= Problem requirements =
Exclude any images and output the remaining records exactly.

= Data rows =
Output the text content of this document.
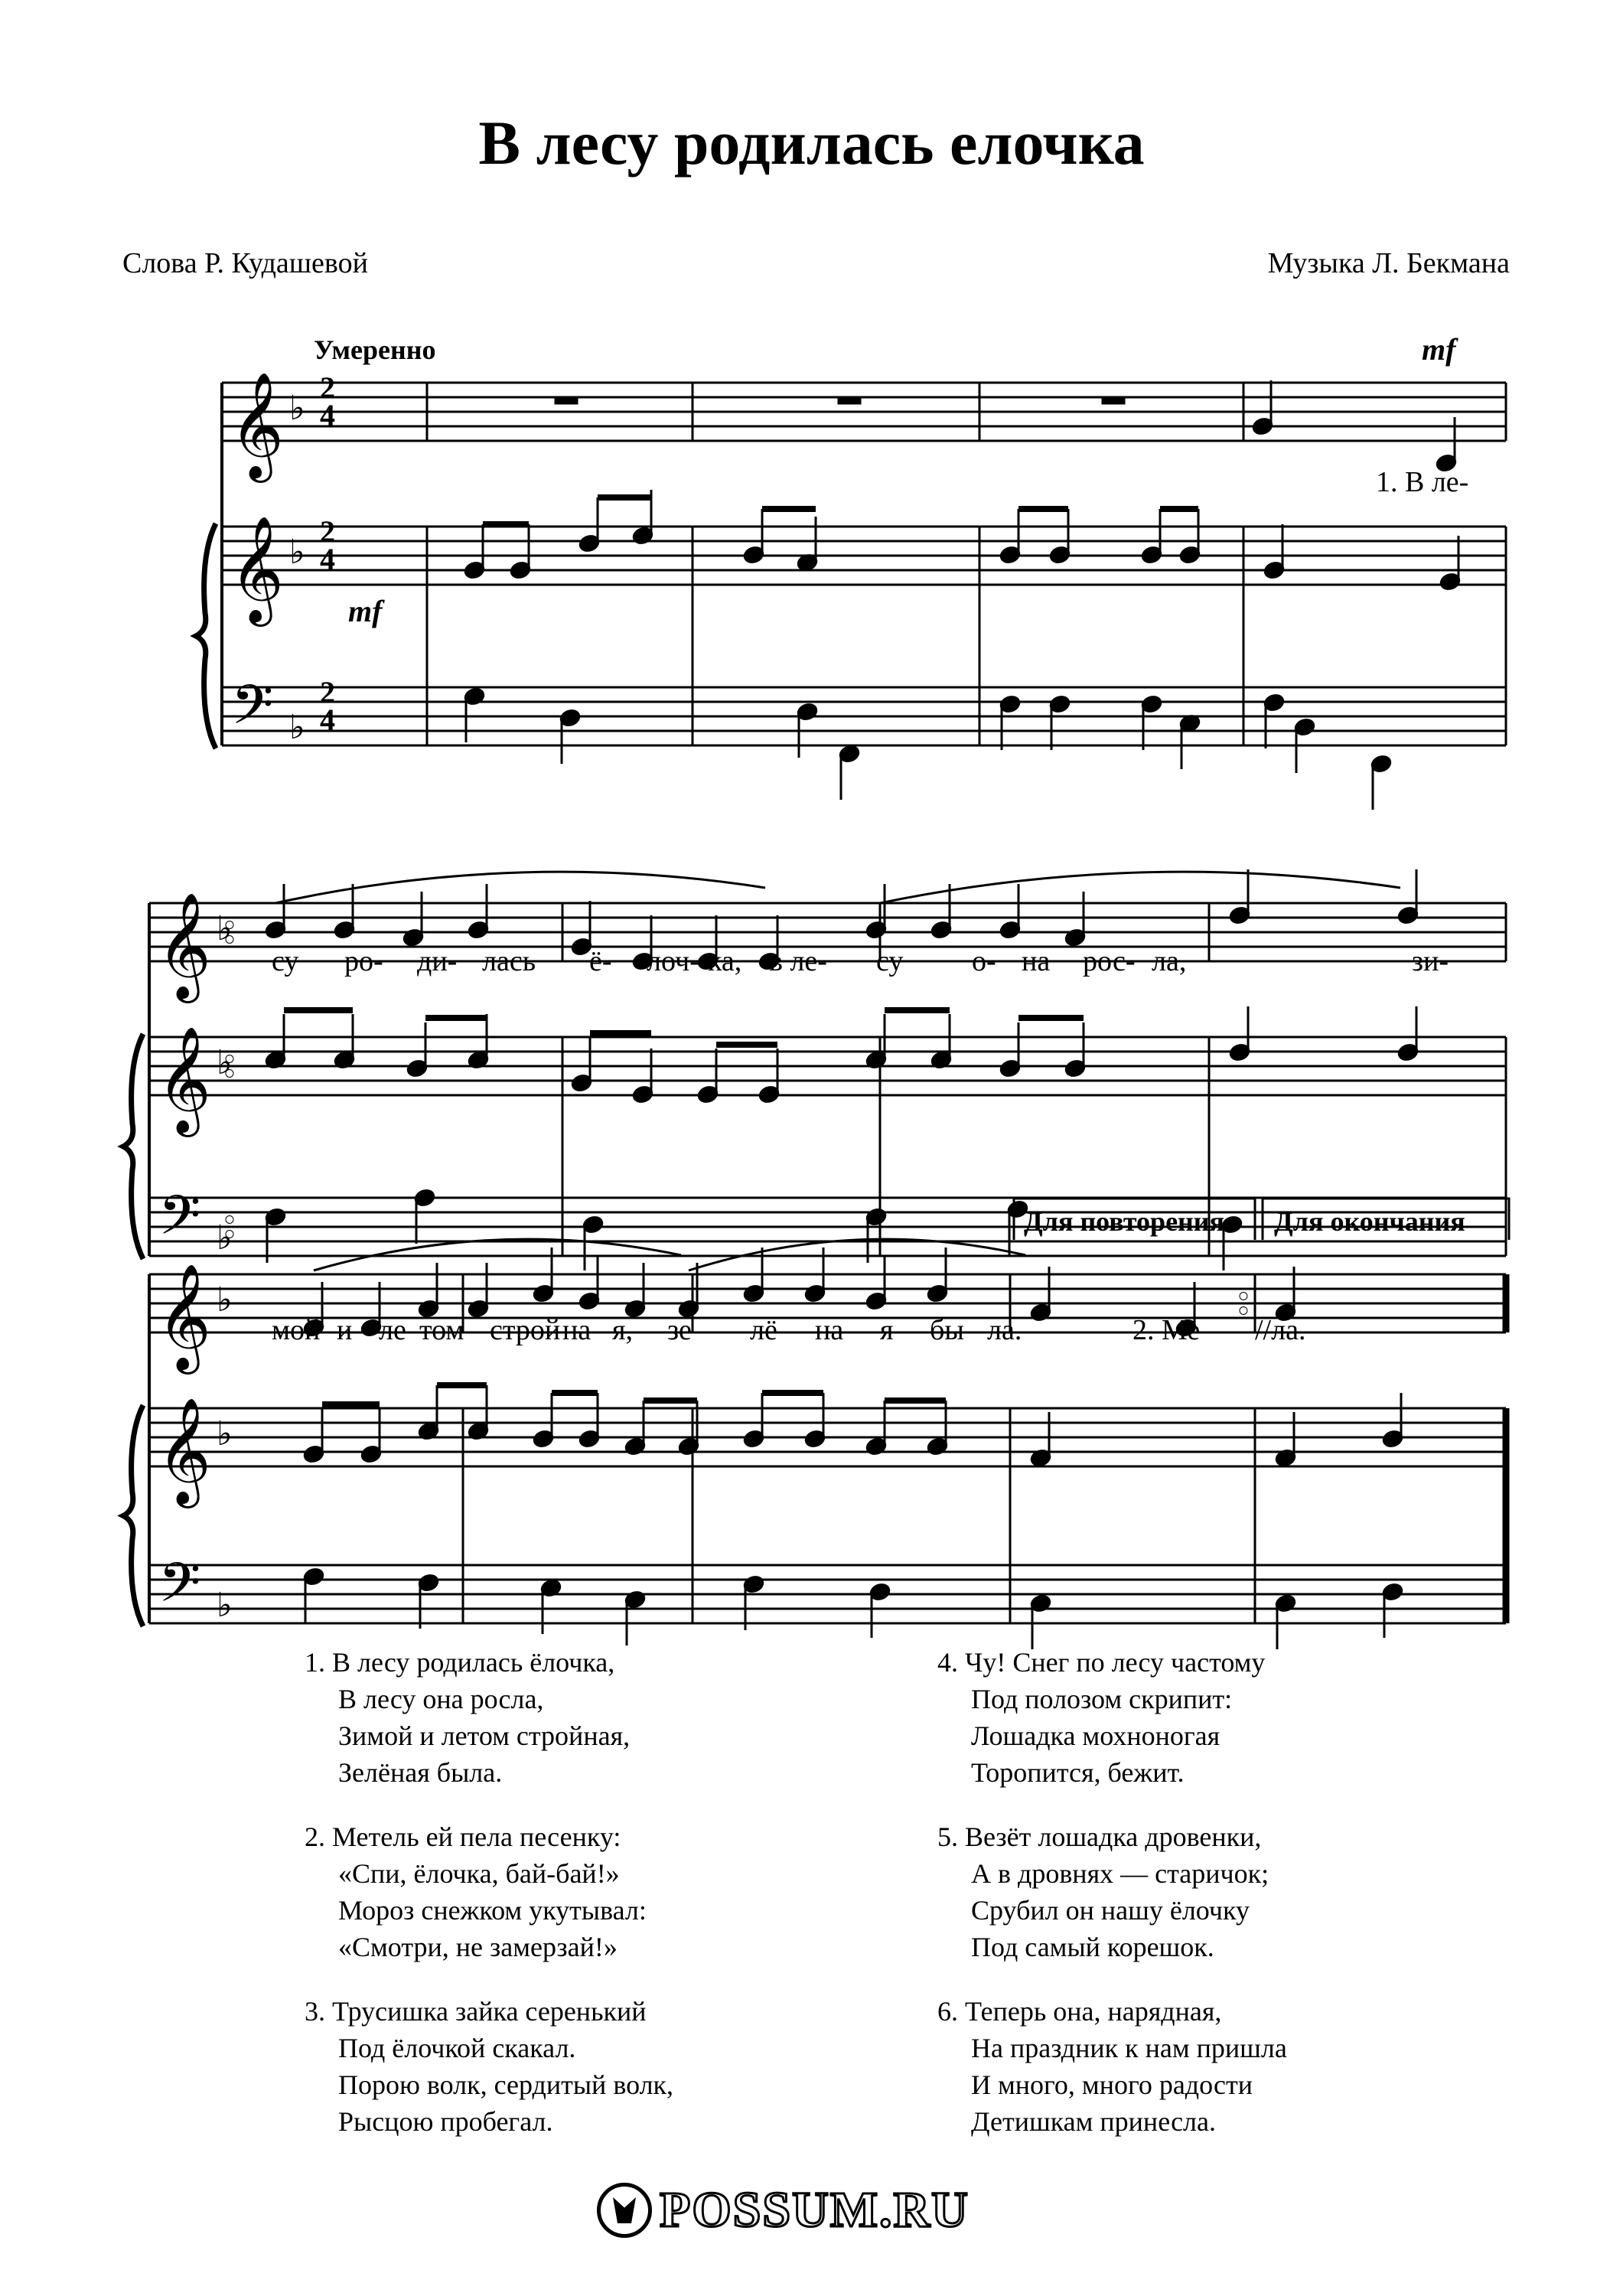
В лесу родилась елочка
Слова Р. Кудашевой	Музыка Л. Бекмана
Умеренно
𝄞 ♭
𝄞 ♭
𝄢 ♭
𝄞 ♭
𝄞 ♭
𝄢 ♭
𝄞 ♭
𝄞 ♭
𝄢 ♭
mf
mf
2
4
2
4
2
4
1. В ле-
су ро- ди- лась ё- лоч- ка, в ле- су о- на рос- ла,	зи-
Для повторения Для окончания
мой и ле- том строй-
на- я, зе- лё- на- я бы- ла.	2. Ме- //ла.
1. В лесу родилась ёлочка,
В лесу она росла,
Зимой и летом стройная,
Зелёная была.
2. Метель ей пела песенку:
«Спи, ёлочка, бай-бай!»
Мороз снежком укутывал:
«Смотри, не замерзай!»
3. Трусишка зайка серенький
Под ёлочкой скакал.
Порою волк, сердитый волк,
Рысцою пробегал.
4. Чу! Снег по лесу частому
Под полозом скрипит:
Лошадка мохноногая
Торопится, бежит.
5. Везёт лошадка дровенки,
А в дровнях — старичок;
Срубил он нашу ёлочку
Под самый корешок.
6. Теперь она, нарядная,
На праздник к нам пришла
И много, много радости
Детишкам принесла.
POSSUM.RU
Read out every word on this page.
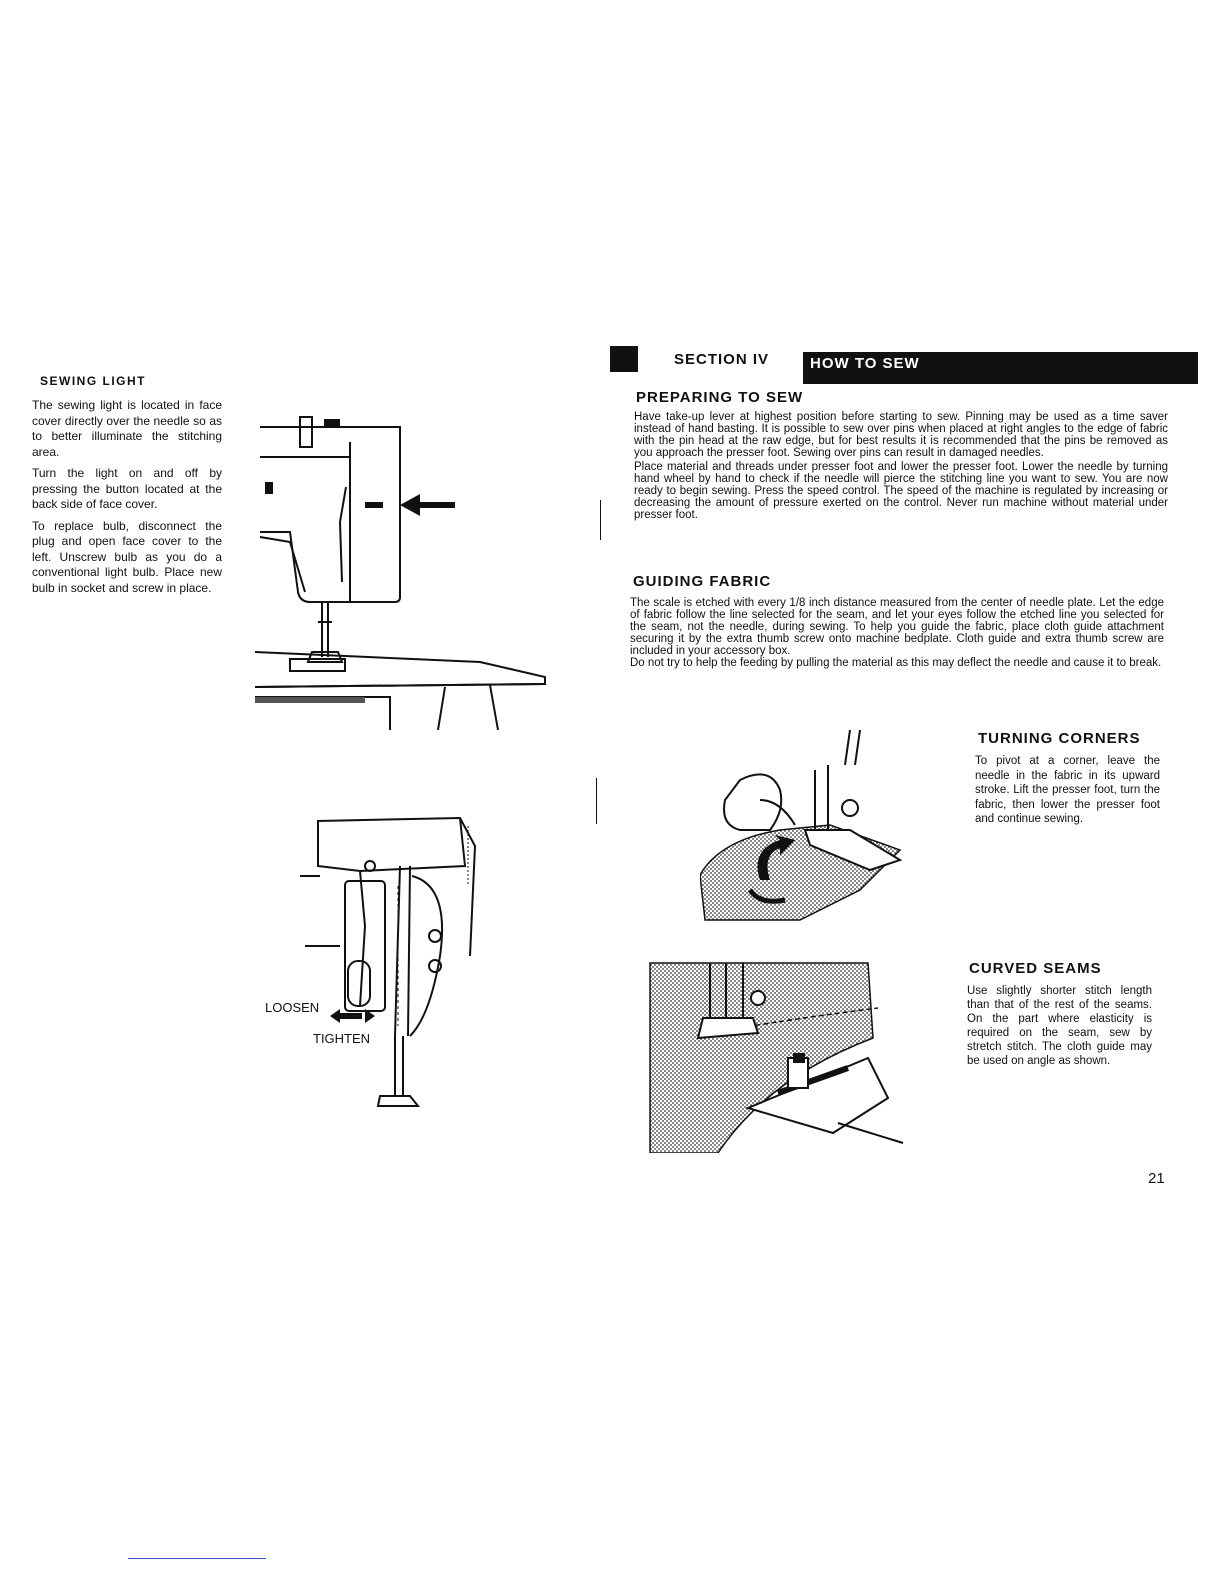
SEWING LIGHT

The sewing light is located in face cover directly over the needle so as to better illuminate the stitching area.

Turn the light on and off by pressing the button located at the back side of face cover.

To replace bulb, disconnect the plug and open face cover to the left. Unscrew bulb as you do a conventional light bulb. Place new bulb in socket and screw in place.

LOOSEN
TIGHTEN
SECTION IV	HOW TO SEW
PREPARING TO SEW

Have take-up lever at highest position before starting to sew. Pinning may be used as a time saver instead of hand basting. It is possible to sew over pins when placed at right angles to the edge of fabric with the pin head at the raw edge, but for best results it is recommended that the pins be removed as you approach the presser foot. Sewing over pins can result in damaged needles.

Place material and threads under presser foot and lower the presser foot. Lower the needle by turning hand wheel by hand to check if the needle will pierce the stitching line you want to sew. You are now ready to begin sewing. Press the speed control. The speed of the machine is regulated by increasing or decreasing the amount of pressure exerted on the control. Never run machine without material under presser foot.

GUIDING FABRIC

The scale is etched with every 1/8 inch distance measured from the center of needle plate. Let the edge of fabric follow the line selected for the seam, and let your eyes follow the etched line you selected for the seam, not the needle, during sewing. To help you guide the fabric, place cloth guide attachment securing it by the extra thumb screw onto machine bedplate. Cloth guide and extra thumb screw are included in your accessory box.

Do not try to help the feeding by pulling the material as this may deflect the needle and cause it to break.

TURNING CORNERS

To pivot at a corner, leave the needle in the fabric in its upward stroke. Lift the presser foot, turn the fabric, then lower the presser foot and continue sewing.

CURVED SEAMS

Use slightly shorter stitch length than that of the rest of the seams. On the part where elasticity is required on the seam, sew by stretch stitch. The cloth guide may be used on angle as shown.

21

= Result of this exercise =
Output the text content of this document.
В лесу родилась елочка
Слова Р. Кудашевой	Музыка Л. Бекмана
Умеренно
𝄞 ♭
𝄞 ♭
𝄢 ♭
𝄞 ♭
𝄞 ♭
𝄢 ♭
𝄞 ♭
𝄞 ♭
𝄢 ♭
mf
mf
2
4
2
4
2
4
1. В ле-
су ро- ди- лась ё- лоч- ка, в ле- су о- на рос- ла,	зи-
Для повторения Для окончания
мой и ле- том строй-
на- я, зе- лё- на- я бы- ла.	2. Ме- //ла.
1. В лесу родилась ёлочка,
В лесу она росла,
Зимой и летом стройная,
Зелёная была.
2. Метель ей пела песенку:
«Спи, ёлочка, бай-бай!»
Мороз снежком укутывал:
«Смотри, не замерзай!»
3. Трусишка зайка серенький
Под ёлочкой скакал.
Порою волк, сердитый волк,
Рысцою пробегал.
4. Чу! Снег по лесу частому
Под полозом скрипит:
Лошадка мохноногая
Торопится, бежит.
5. Везёт лошадка дровенки,
А в дровнях — старичок;
Срубил он нашу ёлочку
Под самый корешок.
6. Теперь она, нарядная,
На праздник к нам пришла
И много, много радости
Детишкам принесла.
POSSUM.RU
Read out every word on this page.
SEWING LIGHT

The sewing light is located in face cover directly over the needle so as to better illuminate the stitching area.

Turn the light on and off by pressing the button located at the back side of face cover.

To replace bulb, disconnect the plug and open face cover to the left. Unscrew bulb as you do a conventional light bulb. Place new bulb in socket and screw in place.

LOOSEN
TIGHTEN
SECTION IV	HOW TO SEW
PREPARING TO SEW

Have take-up lever at highest position before starting to sew. Pinning may be used as a time saver instead of hand basting. It is possible to sew over pins when placed at right angles to the edge of fabric with the pin head at the raw edge, but for best results it is recommended that the pins be removed as you approach the presser foot. Sewing over pins can result in damaged needles.

Place material and threads under presser foot and lower the presser foot. Lower the needle by turning hand wheel by hand to check if the needle will pierce the stitching line you want to sew. You are now ready to begin sewing. Press the speed control. The speed of the machine is regulated by increasing or decreasing the amount of pressure exerted on the control. Never run machine without material under presser foot.

GUIDING FABRIC

The scale is etched with every 1/8 inch distance measured from the center of needle plate. Let the edge of fabric follow the line selected for the seam, and let your eyes follow the etched line you selected for the seam, not the needle, during sewing. To help you guide the fabric, place cloth guide attachment securing it by the extra thumb screw onto machine bedplate. Cloth guide and extra thumb screw are included in your accessory box.

Do not try to help the feeding by pulling the material as this may deflect the needle and cause it to break.

TURNING CORNERS

To pivot at a corner, leave the needle in the fabric in its upward stroke. Lift the presser foot, turn the fabric, then lower the presser foot and continue sewing.

CURVED SEAMS

Use slightly shorter stitch length than that of the rest of the seams. On the part where elasticity is required on the seam, sew by stretch stitch. The cloth guide may be used on angle as shown.

21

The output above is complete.